Written request:
Give back the entire listing verbatim.

# Start of Records shown

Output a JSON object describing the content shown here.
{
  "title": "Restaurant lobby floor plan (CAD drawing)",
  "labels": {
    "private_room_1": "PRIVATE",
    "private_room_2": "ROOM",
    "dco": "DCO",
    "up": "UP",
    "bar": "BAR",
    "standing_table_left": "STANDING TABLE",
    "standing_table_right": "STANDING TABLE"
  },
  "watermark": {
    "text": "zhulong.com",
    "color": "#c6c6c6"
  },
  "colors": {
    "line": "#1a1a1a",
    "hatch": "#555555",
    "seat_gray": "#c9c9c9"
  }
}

# End of Records shown

The answer:
Output a JSON object describing the content shown here.
{
  "title": "Restaurant lobby floor plan (CAD drawing)",
  "labels": {
    "private_room_1": "PRIVATE",
    "private_room_2": "ROOM",
    "dco": "DCO",
    "up": "UP",
    "bar": "BAR",
    "standing_table_left": "STANDING TABLE",
    "standing_table_right": "STANDING TABLE"
  },
  "watermark": {
    "text": "zhulong.com",
    "color": "#c6c6c6"
  },
  "colors": {
    "line": "#1a1a1a",
    "hatch": "#555555",
    "seat_gray": "#c9c9c9"
  }
}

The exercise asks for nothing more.